— Start of EXTRACTED MATERIAL —

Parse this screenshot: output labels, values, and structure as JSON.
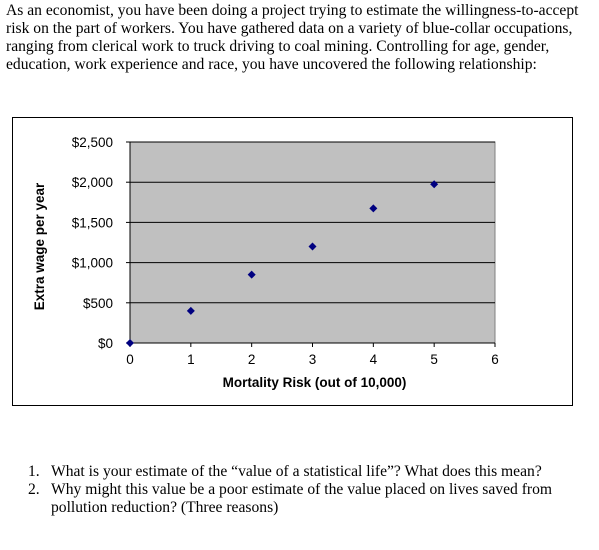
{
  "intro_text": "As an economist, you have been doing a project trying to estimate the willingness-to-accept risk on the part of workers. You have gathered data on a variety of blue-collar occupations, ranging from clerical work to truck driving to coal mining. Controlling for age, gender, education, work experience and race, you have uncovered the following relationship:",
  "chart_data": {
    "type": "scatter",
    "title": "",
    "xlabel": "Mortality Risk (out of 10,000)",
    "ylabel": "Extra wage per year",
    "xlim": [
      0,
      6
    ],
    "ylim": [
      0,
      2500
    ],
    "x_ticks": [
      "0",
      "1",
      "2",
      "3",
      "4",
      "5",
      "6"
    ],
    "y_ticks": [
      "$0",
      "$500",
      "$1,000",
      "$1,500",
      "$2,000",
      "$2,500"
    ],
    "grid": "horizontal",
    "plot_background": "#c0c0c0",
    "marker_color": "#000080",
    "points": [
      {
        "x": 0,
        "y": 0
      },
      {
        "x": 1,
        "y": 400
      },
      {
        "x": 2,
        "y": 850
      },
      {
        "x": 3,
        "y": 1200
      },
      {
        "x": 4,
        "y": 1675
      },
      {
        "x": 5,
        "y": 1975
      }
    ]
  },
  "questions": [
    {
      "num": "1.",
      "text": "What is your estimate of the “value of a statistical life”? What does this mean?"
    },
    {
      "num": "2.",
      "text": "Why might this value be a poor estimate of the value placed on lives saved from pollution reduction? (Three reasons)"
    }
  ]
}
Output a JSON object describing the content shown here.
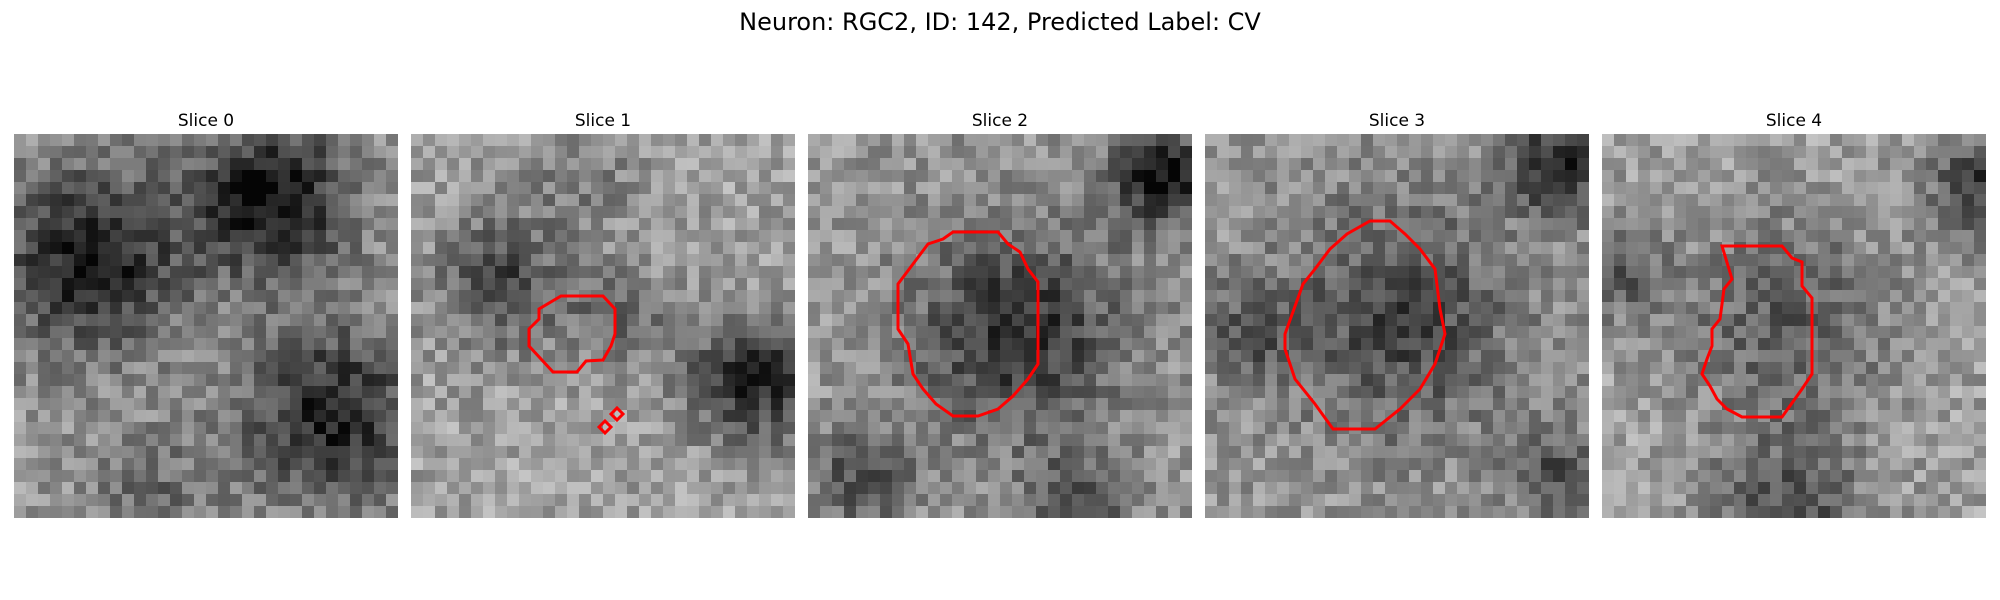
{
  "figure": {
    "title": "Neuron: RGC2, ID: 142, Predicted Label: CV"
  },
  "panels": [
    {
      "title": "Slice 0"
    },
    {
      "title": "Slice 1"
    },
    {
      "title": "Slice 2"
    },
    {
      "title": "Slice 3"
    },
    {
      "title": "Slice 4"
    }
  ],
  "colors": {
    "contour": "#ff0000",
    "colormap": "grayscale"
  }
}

— End of EXTRACTED MATERIAL —

■ THE EXERCISE ■
Transcribe the listing in full. Omit the pictures and keep every line exact.

■ ANSWER TO THE EXERCISE ■
Parse this screenshot: output labels, values, and structure as JSON.
{
  "intro_text": "As an economist, you have been doing a project trying to estimate the willingness-to-accept risk on the part of workers. You have gathered data on a variety of blue-collar occupations, ranging from clerical work to truck driving to coal mining. Controlling for age, gender, education, work experience and race, you have uncovered the following relationship:",
  "chart_data": {
    "type": "scatter",
    "title": "",
    "xlabel": "Mortality Risk (out of 10,000)",
    "ylabel": "Extra wage per year",
    "xlim": [
      0,
      6
    ],
    "ylim": [
      0,
      2500
    ],
    "x_ticks": [
      "0",
      "1",
      "2",
      "3",
      "4",
      "5",
      "6"
    ],
    "y_ticks": [
      "$0",
      "$500",
      "$1,000",
      "$1,500",
      "$2,000",
      "$2,500"
    ],
    "grid": "horizontal",
    "plot_background": "#c0c0c0",
    "marker_color": "#000080",
    "points": [
      {
        "x": 0,
        "y": 0
      },
      {
        "x": 1,
        "y": 400
      },
      {
        "x": 2,
        "y": 850
      },
      {
        "x": 3,
        "y": 1200
      },
      {
        "x": 4,
        "y": 1675
      },
      {
        "x": 5,
        "y": 1975
      }
    ]
  },
  "questions": [
    {
      "num": "1.",
      "text": "What is your estimate of the “value of a statistical life”? What does this mean?"
    },
    {
      "num": "2.",
      "text": "Why might this value be a poor estimate of the value placed on lives saved from pollution reduction? (Three reasons)"
    }
  ]
}
Output a JSON object describing the content shown here.
{
  "figure": {
    "title": "Neuron: RGC2, ID: 142, Predicted Label: CV"
  },
  "panels": [
    {
      "title": "Slice 0"
    },
    {
      "title": "Slice 1"
    },
    {
      "title": "Slice 2"
    },
    {
      "title": "Slice 3"
    },
    {
      "title": "Slice 4"
    }
  ],
  "colors": {
    "contour": "#ff0000",
    "colormap": "grayscale"
  }
}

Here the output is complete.